# Instructions for the task:
Do any lines in the data below contain "behavior"? If so, copy every one of them.

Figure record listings
************
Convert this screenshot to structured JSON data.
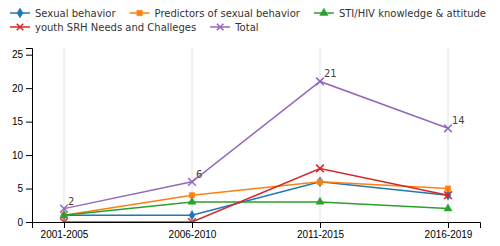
{
  "chart_data": {
    "type": "line",
    "categories": [
      "2001-2005",
      "2006-2010",
      "2011-2015",
      "2016-2019"
    ],
    "series": [
      {
        "name": "Sexual behavior",
        "values": [
          1,
          1,
          6,
          4
        ],
        "marker": "diamond",
        "line_style": "solid"
      },
      {
        "name": "Predictors of sexual behavior",
        "values": [
          1,
          4,
          6,
          5
        ],
        "marker": "square",
        "line_style": "solid"
      },
      {
        "name": "STI/HIV knowledge & attitude",
        "values": [
          1,
          3,
          3,
          2
        ],
        "marker": "triangle",
        "line_style": "solid"
      },
      {
        "name": "youth SRH Needs and Challeges",
        "values": [
          0,
          0,
          8,
          4
        ],
        "marker": "x",
        "line_style": "solid"
      },
      {
        "name": "Total",
        "values": [
          2,
          6,
          21,
          14
        ],
        "marker": "x",
        "line_style": "solid",
        "data_labels": true
      }
    ],
    "ylim": [
      0,
      26
    ],
    "yticks": [
      0,
      5,
      10,
      15,
      20,
      25
    ],
    "grid": "x",
    "legend": "top"
  }
}
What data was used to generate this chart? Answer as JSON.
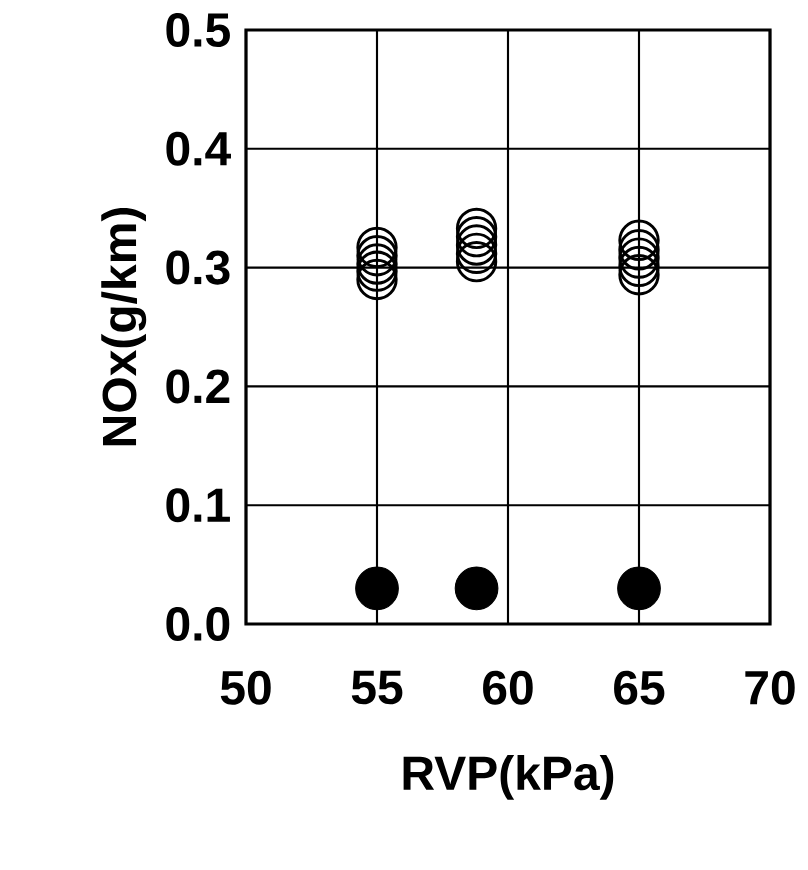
{
  "chart_data": {
    "type": "scatter",
    "xlabel": "RVP(kPa)",
    "ylabel": "NOx(g/km)",
    "xlim": [
      50,
      70
    ],
    "xticks": [
      50,
      55,
      60,
      65,
      70
    ],
    "ylim": [
      0,
      0.5
    ],
    "yticks": [
      {
        "value": 0,
        "label": "0.0"
      },
      {
        "value": 0.1,
        "label": "0.1"
      },
      {
        "value": 0.2,
        "label": "0.2"
      },
      {
        "value": 0.3,
        "label": "0.3"
      },
      {
        "value": 0.4,
        "label": "0.4"
      },
      {
        "value": 0.5,
        "label": "0.5"
      }
    ],
    "grid": true,
    "marker": "circle",
    "series": [
      {
        "color": "#000000",
        "x": [
          55,
          55,
          55,
          55,
          55,
          58.8,
          58.8,
          58.8,
          58.8,
          58.8,
          65,
          65,
          65,
          65,
          65
        ],
        "values": [
          0.29,
          0.297,
          0.303,
          0.31,
          0.317,
          0.305,
          0.312,
          0.319,
          0.326,
          0.333,
          0.294,
          0.301,
          0.308,
          0.315,
          0.323
        ]
      },
      {
        "color": "#000000",
        "x": [
          55,
          58.8,
          65
        ],
        "values": [
          0.03,
          0.03,
          0.03
        ]
      }
    ]
  }
}
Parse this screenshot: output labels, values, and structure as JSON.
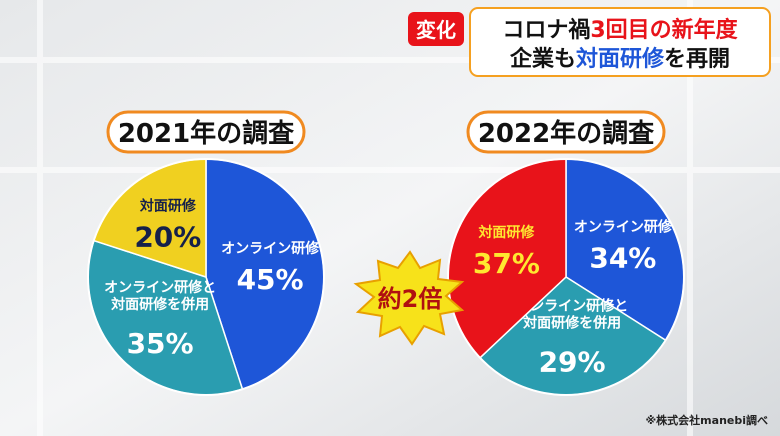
{
  "header": {
    "badge": "変化",
    "line1": [
      "コロナ禍",
      "3回目の新年度"
    ],
    "line2": [
      "企業も",
      "対面研修",
      "を再開"
    ]
  },
  "chart_data": [
    {
      "type": "pie",
      "title": "2021年の調査",
      "categories": [
        "オンライン研修",
        "オンライン研修と\n対面研修を併用",
        "対面研修"
      ],
      "values": [
        45,
        35,
        20
      ],
      "value_labels": [
        "45%",
        "35%",
        "20%"
      ],
      "colors": [
        "#1e56d8",
        "#2a9db0",
        "#f0d020"
      ],
      "label_colors": [
        "#ffffff",
        "#ffffff",
        "#15204a"
      ]
    },
    {
      "type": "pie",
      "title": "2022年の調査",
      "categories": [
        "オンライン研修",
        "オンライン研修と\n対面研修を併用",
        "対面研修"
      ],
      "values": [
        34,
        29,
        37
      ],
      "value_labels": [
        "34%",
        "29%",
        "37%"
      ],
      "colors": [
        "#1e56d8",
        "#2a9db0",
        "#e8131a"
      ],
      "label_colors": [
        "#ffffff",
        "#ffffff",
        "#ffe830"
      ]
    }
  ],
  "annotation": "約2倍",
  "source": "※株式会社manebi調べ"
}
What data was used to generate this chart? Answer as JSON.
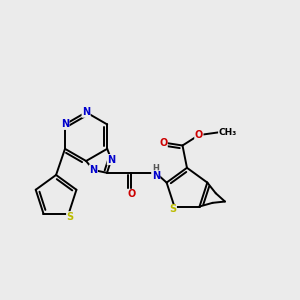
{
  "bg_color": "#ebebeb",
  "atom_colors": {
    "C": "#000000",
    "N": "#0000cc",
    "O": "#cc0000",
    "S": "#bbbb00",
    "H": "#555555"
  },
  "bond_color": "#000000",
  "bond_width": 1.4
}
************
# Written response:
        "name": "Sexual behavior",
        "name": "Predictors of sexual behavior",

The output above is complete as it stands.